● **Exercise goal**
Below are records; state how many of their lines hold the word "color", and give only the figure.

● **Provided data**
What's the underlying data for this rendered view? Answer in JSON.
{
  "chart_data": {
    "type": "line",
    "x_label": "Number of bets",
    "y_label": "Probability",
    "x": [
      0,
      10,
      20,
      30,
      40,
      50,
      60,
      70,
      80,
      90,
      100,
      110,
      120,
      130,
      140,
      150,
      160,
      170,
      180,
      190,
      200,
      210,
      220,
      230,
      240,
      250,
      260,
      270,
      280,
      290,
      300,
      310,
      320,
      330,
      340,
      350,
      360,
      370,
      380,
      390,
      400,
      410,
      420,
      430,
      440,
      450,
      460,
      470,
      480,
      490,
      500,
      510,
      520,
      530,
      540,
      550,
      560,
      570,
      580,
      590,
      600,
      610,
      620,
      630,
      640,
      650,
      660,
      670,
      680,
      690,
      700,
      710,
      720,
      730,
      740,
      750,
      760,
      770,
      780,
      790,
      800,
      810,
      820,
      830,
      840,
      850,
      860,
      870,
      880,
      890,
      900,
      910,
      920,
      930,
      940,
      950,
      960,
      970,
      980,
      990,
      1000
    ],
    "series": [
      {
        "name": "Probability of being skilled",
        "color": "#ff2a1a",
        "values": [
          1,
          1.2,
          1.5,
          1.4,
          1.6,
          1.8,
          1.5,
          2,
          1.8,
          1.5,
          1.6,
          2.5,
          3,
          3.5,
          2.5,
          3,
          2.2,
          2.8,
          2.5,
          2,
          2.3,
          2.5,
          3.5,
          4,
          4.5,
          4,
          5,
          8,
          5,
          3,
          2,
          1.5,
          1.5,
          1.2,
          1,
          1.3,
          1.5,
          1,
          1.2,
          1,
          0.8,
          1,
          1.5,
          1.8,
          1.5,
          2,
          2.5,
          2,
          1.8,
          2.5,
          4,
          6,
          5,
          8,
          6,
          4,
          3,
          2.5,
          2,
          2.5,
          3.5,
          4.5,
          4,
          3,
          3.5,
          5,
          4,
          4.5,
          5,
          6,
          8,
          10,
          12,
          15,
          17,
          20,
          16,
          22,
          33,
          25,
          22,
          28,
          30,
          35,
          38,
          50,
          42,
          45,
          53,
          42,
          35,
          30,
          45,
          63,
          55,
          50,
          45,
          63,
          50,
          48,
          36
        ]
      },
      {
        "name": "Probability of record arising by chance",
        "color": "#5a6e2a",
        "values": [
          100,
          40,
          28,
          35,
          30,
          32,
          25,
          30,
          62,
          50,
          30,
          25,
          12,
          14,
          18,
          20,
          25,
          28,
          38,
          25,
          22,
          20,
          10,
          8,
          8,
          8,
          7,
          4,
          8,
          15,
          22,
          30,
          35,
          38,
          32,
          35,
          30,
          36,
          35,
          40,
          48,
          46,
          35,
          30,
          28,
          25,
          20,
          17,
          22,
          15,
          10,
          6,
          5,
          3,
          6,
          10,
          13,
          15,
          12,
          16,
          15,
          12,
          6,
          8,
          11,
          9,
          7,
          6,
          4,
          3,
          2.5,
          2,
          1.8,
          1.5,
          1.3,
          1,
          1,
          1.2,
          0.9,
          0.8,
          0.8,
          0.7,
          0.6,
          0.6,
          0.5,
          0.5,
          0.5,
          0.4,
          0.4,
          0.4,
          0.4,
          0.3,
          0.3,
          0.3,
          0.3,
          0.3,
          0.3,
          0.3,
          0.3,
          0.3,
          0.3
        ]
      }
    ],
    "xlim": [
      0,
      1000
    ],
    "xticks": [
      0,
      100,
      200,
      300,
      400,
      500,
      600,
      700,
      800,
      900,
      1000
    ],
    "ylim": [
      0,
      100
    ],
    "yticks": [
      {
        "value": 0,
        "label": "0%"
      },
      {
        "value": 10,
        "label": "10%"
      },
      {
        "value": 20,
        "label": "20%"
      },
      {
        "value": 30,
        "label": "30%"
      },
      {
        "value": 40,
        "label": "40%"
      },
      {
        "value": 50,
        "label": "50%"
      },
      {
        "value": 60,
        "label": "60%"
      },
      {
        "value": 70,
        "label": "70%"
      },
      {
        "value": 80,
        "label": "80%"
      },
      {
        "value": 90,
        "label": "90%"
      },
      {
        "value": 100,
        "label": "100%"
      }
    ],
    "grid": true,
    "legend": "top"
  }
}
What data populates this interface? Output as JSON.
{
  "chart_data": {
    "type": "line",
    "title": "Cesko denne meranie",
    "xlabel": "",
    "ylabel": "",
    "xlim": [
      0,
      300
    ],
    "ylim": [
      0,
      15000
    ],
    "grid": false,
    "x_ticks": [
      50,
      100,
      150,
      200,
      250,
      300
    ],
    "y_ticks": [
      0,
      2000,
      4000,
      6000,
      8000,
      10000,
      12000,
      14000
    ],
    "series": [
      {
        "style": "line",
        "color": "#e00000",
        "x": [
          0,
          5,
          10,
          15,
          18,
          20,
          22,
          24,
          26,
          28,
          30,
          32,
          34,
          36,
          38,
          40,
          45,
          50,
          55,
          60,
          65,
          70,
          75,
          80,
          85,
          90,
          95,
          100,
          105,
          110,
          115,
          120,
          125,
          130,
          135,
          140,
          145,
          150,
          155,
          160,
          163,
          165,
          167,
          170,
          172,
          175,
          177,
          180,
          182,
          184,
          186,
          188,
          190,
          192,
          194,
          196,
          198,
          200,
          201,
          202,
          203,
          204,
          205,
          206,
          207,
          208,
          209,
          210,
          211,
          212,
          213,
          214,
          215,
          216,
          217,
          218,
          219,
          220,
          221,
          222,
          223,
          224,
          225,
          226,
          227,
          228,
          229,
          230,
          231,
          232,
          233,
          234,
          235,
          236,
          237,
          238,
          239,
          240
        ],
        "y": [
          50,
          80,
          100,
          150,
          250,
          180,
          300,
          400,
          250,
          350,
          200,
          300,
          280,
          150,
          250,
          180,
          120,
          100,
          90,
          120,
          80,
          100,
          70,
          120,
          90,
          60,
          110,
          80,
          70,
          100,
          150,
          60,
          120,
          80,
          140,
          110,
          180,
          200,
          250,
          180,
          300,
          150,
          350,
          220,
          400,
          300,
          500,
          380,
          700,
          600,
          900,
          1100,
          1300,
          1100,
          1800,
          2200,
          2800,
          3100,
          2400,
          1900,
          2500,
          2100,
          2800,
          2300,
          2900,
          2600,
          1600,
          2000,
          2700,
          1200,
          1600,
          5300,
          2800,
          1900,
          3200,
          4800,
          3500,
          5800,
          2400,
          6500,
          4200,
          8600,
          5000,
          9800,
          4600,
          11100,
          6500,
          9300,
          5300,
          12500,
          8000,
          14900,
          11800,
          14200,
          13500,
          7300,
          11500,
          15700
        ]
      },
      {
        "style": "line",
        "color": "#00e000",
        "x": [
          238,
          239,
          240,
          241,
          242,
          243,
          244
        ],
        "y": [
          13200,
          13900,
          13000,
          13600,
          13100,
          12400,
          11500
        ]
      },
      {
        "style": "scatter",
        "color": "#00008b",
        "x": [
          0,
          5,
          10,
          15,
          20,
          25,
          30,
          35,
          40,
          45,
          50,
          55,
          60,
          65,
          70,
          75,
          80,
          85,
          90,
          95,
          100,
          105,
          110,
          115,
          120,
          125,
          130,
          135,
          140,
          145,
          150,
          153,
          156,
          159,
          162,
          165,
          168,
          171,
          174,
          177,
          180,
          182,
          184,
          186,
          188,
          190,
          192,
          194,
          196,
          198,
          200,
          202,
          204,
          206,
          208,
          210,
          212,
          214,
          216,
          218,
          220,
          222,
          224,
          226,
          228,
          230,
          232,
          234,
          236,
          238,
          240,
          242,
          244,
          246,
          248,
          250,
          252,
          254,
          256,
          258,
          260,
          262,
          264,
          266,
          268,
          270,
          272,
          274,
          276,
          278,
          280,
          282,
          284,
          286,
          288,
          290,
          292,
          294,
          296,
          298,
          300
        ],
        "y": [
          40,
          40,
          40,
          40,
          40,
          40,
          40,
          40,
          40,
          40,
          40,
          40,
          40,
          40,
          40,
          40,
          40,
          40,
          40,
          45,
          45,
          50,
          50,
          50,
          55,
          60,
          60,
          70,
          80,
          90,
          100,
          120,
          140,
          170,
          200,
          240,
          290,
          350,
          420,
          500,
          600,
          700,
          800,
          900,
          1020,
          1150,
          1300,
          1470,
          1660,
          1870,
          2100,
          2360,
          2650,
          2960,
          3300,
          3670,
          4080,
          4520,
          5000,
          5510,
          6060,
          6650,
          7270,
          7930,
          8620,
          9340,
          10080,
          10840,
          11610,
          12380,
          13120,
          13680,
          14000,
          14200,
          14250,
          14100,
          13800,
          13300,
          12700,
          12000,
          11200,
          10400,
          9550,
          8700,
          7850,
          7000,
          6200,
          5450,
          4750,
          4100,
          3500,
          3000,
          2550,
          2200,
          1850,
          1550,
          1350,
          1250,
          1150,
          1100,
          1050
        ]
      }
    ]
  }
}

● **Expected output**
5